PROBLEM: Extract each line where the string "TUBE" shows up.

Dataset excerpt
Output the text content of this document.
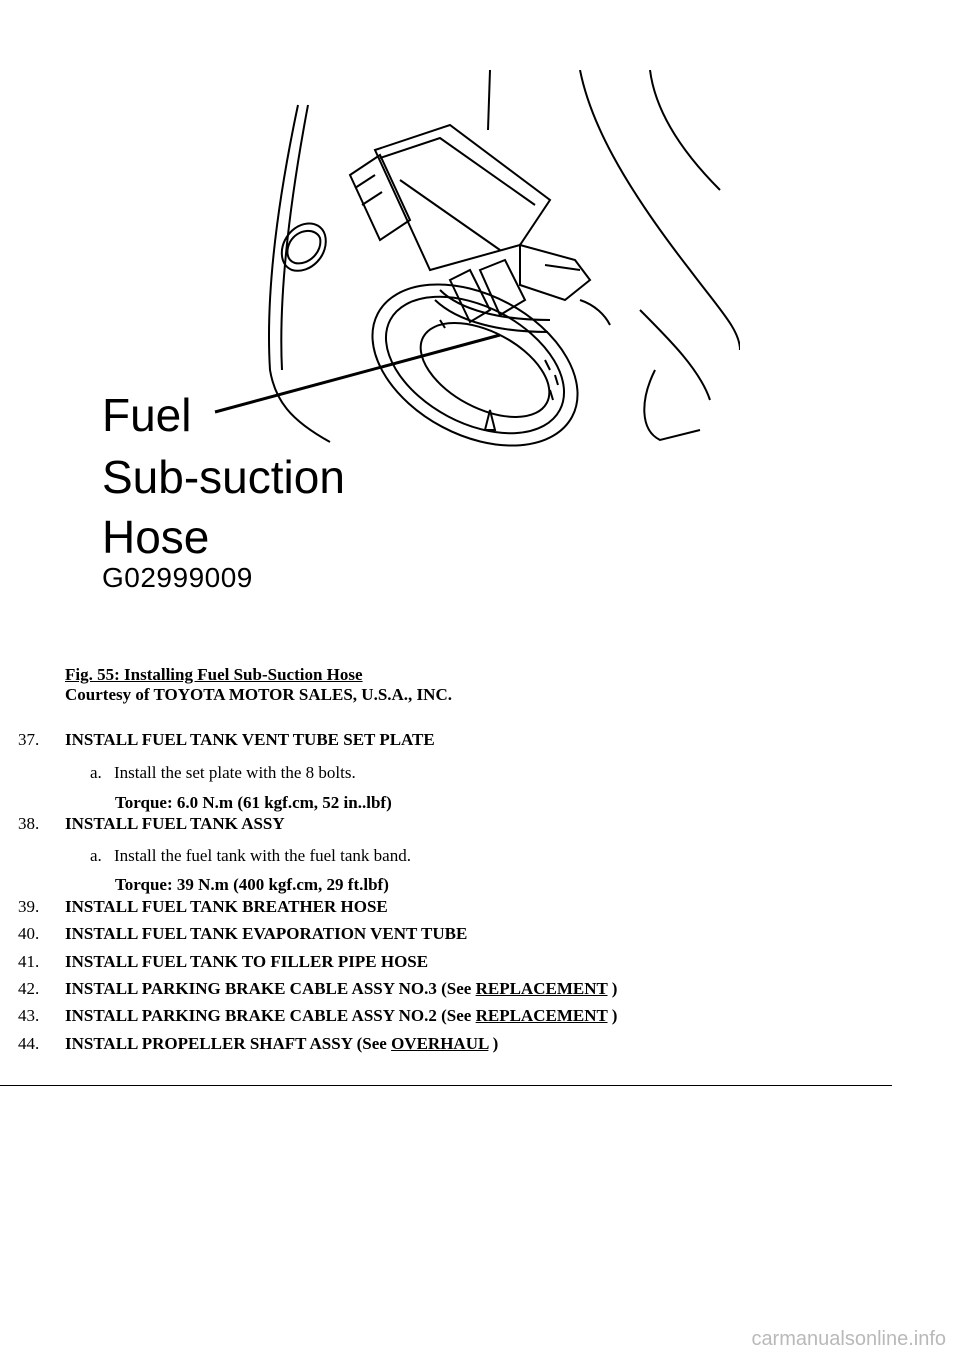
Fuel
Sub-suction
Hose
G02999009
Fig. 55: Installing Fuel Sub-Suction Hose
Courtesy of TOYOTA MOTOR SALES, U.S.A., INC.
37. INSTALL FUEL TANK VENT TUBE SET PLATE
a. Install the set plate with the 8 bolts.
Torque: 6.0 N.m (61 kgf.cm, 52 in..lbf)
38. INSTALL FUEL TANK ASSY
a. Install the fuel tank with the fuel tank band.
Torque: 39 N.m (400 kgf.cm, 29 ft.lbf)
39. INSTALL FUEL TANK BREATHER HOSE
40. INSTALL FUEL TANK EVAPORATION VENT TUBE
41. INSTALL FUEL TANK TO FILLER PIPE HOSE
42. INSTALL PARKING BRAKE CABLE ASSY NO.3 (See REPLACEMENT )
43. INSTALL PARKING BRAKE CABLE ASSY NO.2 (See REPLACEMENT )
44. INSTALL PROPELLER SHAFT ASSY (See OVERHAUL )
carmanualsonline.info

* * *

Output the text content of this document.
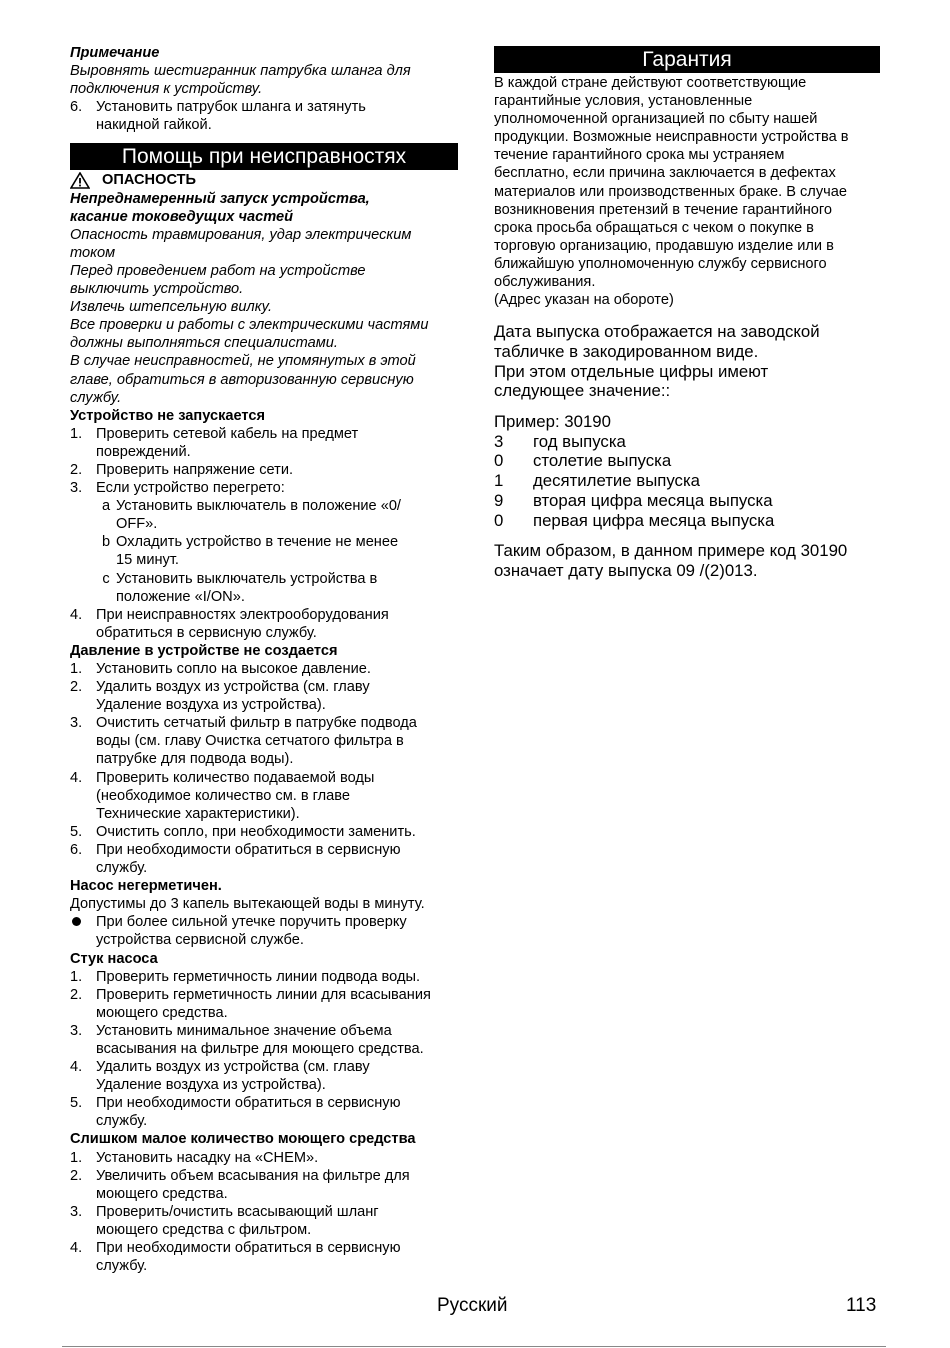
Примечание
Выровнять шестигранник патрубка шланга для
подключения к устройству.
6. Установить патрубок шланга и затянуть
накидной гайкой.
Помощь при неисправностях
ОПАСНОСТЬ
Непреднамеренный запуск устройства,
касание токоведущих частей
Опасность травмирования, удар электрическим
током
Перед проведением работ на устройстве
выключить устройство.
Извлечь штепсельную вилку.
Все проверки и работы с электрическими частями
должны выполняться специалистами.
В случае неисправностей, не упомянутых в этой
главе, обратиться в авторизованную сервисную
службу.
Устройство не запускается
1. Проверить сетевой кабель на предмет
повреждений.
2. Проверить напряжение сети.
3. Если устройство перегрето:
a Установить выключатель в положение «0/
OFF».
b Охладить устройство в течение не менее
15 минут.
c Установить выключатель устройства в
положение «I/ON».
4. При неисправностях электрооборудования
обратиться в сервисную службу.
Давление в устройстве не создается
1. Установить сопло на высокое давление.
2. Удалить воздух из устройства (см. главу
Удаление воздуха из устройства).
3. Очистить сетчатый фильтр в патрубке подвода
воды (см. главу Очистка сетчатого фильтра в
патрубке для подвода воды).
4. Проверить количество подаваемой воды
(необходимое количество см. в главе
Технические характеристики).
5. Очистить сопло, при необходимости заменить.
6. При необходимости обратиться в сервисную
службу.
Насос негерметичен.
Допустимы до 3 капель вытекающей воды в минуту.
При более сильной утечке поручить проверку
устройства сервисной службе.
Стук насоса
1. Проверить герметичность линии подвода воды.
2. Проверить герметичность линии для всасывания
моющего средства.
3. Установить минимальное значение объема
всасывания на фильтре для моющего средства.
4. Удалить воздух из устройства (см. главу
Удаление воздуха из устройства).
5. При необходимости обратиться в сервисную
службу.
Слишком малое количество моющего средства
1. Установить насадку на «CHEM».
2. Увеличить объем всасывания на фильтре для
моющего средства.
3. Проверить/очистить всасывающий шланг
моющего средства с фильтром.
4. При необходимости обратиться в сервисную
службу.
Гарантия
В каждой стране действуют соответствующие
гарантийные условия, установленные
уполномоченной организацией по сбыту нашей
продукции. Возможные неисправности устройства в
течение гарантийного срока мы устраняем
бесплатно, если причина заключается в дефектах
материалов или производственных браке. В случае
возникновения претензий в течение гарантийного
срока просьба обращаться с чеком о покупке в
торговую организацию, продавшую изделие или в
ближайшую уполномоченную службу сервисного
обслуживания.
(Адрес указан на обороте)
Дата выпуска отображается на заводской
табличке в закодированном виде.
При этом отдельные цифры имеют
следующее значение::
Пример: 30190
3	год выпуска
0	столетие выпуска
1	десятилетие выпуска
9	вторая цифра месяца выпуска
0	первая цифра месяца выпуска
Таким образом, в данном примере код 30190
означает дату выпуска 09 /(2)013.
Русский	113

ANSWER FOR THIS EXERCISE:
37. INSTALL FUEL TANK VENT TUBE SET PLATE
40. INSTALL FUEL TANK EVAPORATION VENT TUBE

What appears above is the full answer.